→ Exercise prompt: Go through the data below line by line and count those containing the word "grace". Reply with the count only.

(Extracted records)
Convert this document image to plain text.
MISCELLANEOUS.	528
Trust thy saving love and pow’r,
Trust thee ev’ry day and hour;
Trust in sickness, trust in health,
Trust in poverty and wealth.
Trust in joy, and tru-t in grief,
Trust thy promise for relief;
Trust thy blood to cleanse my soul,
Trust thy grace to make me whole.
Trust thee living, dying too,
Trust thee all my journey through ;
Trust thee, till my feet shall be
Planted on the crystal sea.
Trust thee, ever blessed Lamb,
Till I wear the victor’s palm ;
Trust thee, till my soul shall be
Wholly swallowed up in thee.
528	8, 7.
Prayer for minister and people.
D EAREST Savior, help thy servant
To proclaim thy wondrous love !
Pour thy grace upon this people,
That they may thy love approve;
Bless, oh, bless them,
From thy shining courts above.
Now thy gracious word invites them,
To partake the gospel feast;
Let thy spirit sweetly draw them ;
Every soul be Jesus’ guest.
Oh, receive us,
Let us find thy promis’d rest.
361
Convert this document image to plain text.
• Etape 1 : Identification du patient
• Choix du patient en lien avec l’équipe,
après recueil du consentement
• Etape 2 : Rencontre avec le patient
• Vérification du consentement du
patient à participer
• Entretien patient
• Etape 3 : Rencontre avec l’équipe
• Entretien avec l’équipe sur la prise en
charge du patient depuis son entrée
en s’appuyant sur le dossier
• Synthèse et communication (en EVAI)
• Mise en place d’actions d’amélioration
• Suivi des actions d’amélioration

→ Exercise output: 2